→ **GIVEN PROBLEM**
Copy each line of the material below that includes the string "text".

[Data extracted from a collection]
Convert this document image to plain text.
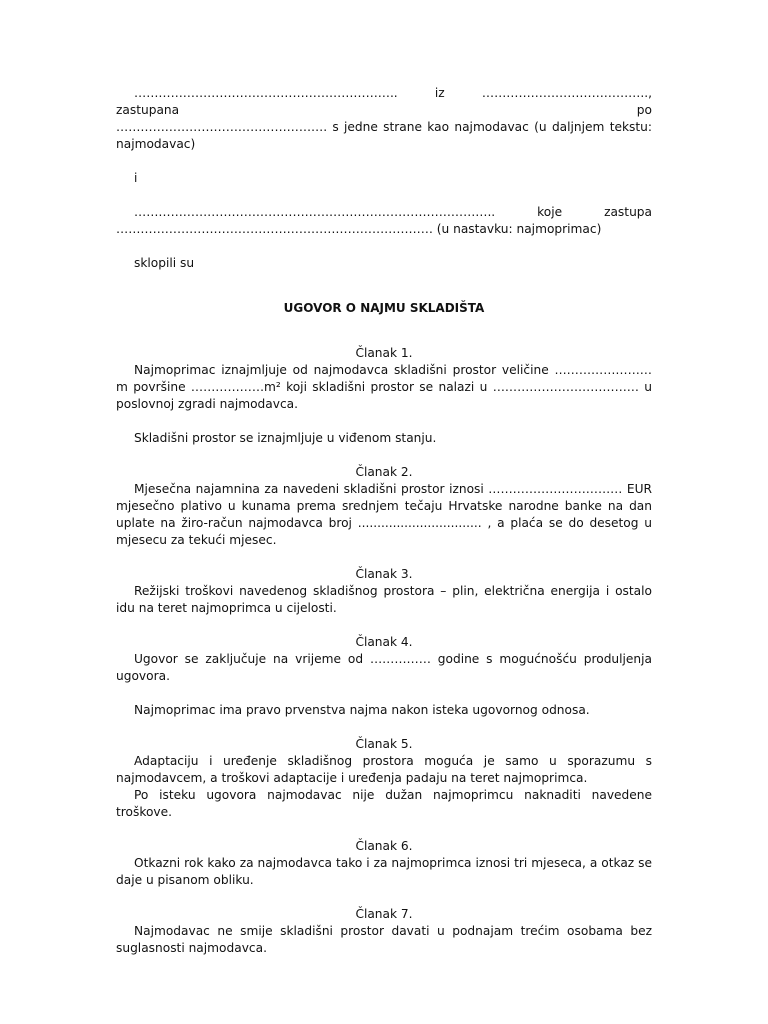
……………………………………………………….. iz ………………………………….., zastupana po

……………………………………………. s jedne strane kao najmodavac (u daljnjem tekstu: najmodavac)

i

…………………………………………………………………………….. koje zastupa

…………………………………………………………………… (u nastavku: najmoprimac)

sklopili su

UGOVOR O NAJMU SKLADIŠTA

Članak 1.

Najmoprimac iznajmljuje od najmodavca skladišni prostor veličine …………………… m površine ………………m² koji skladišni prostor se nalazi u ……………………………… u poslovnoj zgradi najmodavca.

Skladišni prostor se iznajmljuje u viđenom stanju.

Članak 2.

Mjesečna najamnina za navedeni skladišni prostor iznosi …………………………… EUR mjesečno plativo u kunama prema srednjem tečaju Hrvatske narodne banke na dan uplate na žiro-račun najmodavca broj ................................ , a plaća se do desetog u mjesecu za tekući mjesec.

Članak 3.

Režijski troškovi navedenog skladišnog prostora – plin, električna energija i ostalo idu na teret najmoprimca u cijelosti.

Članak 4.

Ugovor se zaključuje na vrijeme od …………… godine s mogućnošću produljenja ugovora.

Najmoprimac ima pravo prvenstva najma nakon isteka ugovornog odnosa.

Članak 5.

Adaptaciju i uređenje skladišnog prostora moguća je samo u sporazumu s najmodavcem, a troškovi adaptacije i uređenja padaju na teret najmoprimca.

Po isteku ugovora najmodavac nije dužan najmoprimcu naknaditi navedene troškove.

Članak 6.

Otkazni rok kako za najmodavca tako i za najmoprimca iznosi tri mjeseca, a otkaz se daje u pisanom obliku.

Članak 7.

Najmodavac ne smije skladišni prostor davati u podnajam trećim osobama bez suglasnosti najmodavca.
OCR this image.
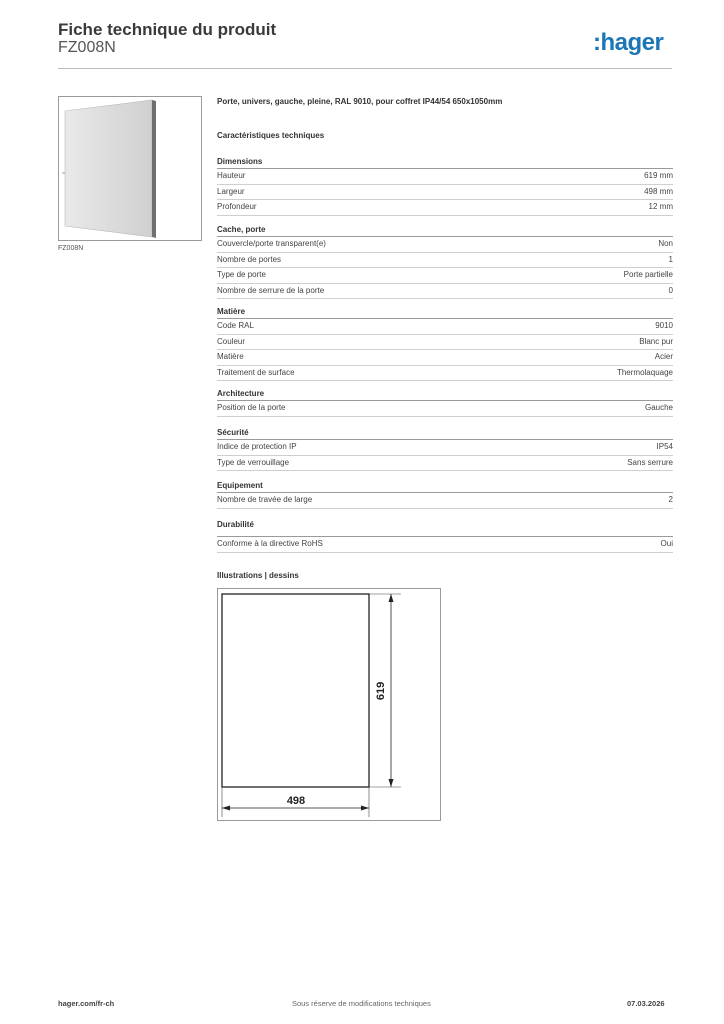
Fiche technique du produit
FZ008N	:hager
FZ008N
Porte, univers, gauche, pleine, RAL 9010, pour coffret IP44/54 650x1050mm
Caractéristiques techniques
Dimensions
Hauteur	619 mm
Largeur	498 mm
Profondeur	12 mm
Cache, porte
Couvercle/porte transparent(e)	Non
Nombre de portes	1
Type de porte	Porte partielle
Nombre de serrure de la porte	0
Matière
Code RAL	9010
Couleur	Blanc pur
Matière	Acier
Traitement de surface	Thermolaquage
Architecture
Position de la porte	Gauche
Sécurité
Indice de protection IP	IP54
Type de verrouillage	Sans serrure
Equipement
Nombre de travée de large	2
Durabilité
Conforme à la directive RoHS	Oui
Illustrations | dessins
619
498
hager.com/fr-ch	Sous réserve de modifications techniques	07.03.2026
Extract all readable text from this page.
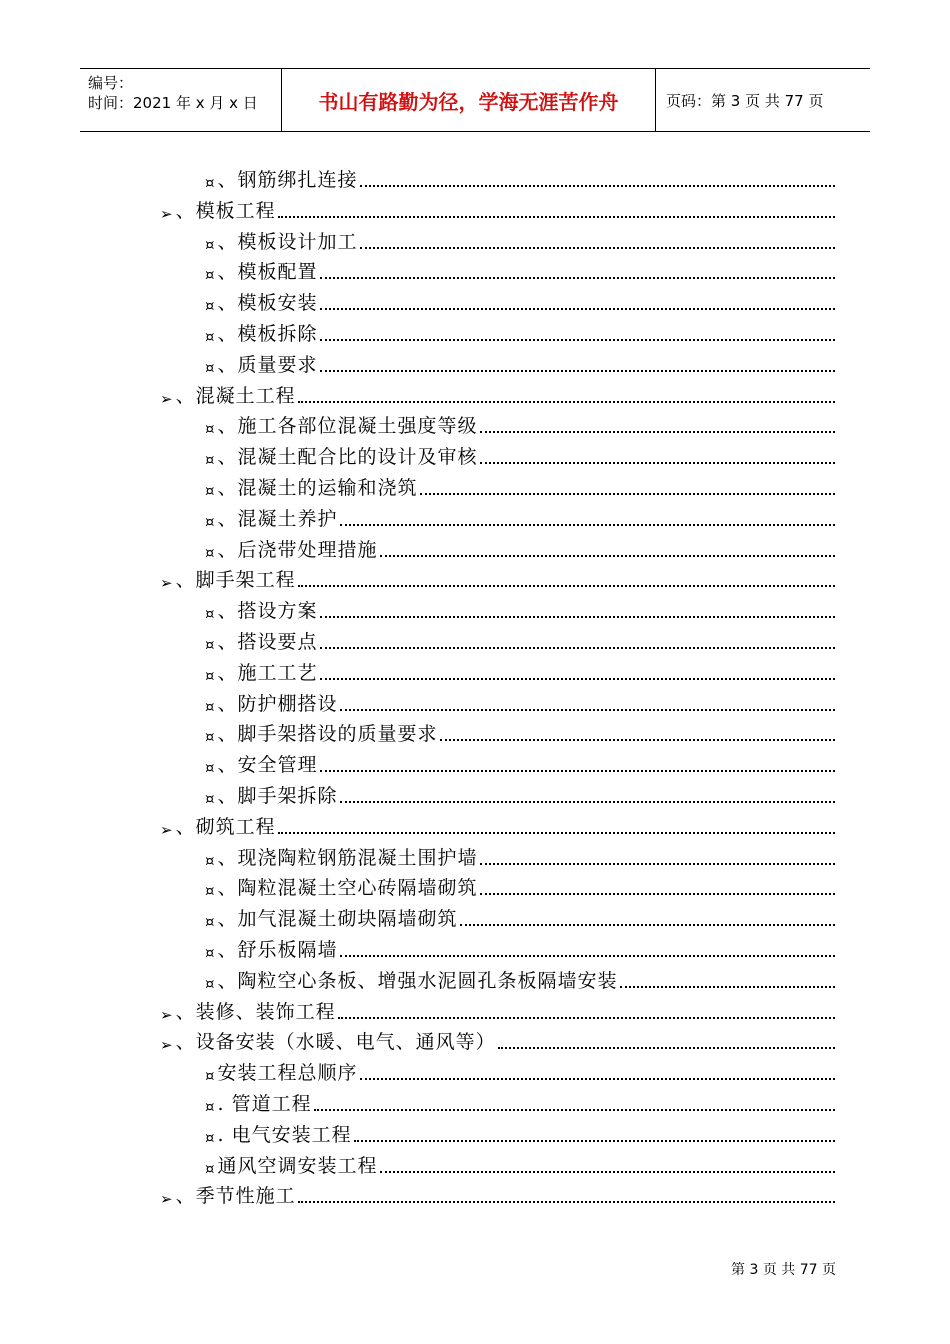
编号：
时间：2021 年 x 月 x 日	书山有路勤为径，学海无涯苦作舟	页码：第 3 页 共 77 页
¤ 、钢筋绑扎连接
➢ 、模板工程
¤ 、模板设计加工
¤ 、模板配置
¤ 、模板安装
¤ 、模板拆除
¤ 、质量要求
➢ 、混凝土工程
¤ 、施工各部位混凝土强度等级
¤ 、混凝土配合比的设计及审核
¤ 、混凝土的运输和浇筑
¤ 、混凝土养护
¤ 、后浇带处理措施
➢ 、脚手架工程
¤ 、搭设方案
¤ 、搭设要点
¤ 、施工工艺
¤ 、防护棚搭设
¤ 、脚手架搭设的质量要求
¤ 、安全管理
¤ 、脚手架拆除
➢ 、砌筑工程
¤ 、现浇陶粒钢筋混凝土围护墙
¤ 、陶粒混凝土空心砖隔墙砌筑
¤ 、加气混凝土砌块隔墙砌筑
¤ 、舒乐板隔墙
¤ 、陶粒空心条板、增强水泥圆孔条板隔墙安装
➢ 、装修、装饰工程
➢ 、设备安装（水暖、电气、通风等）
¤ 安装工程总顺序
¤ . 管道工程
¤ . 电气安装工程
¤ 通风空调安装工程
➢ 、季节性施工
第 3 页 共 77 页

→ **COMPLETED TASK**
Convert this document image to plain text.
Extract all readable text from this page.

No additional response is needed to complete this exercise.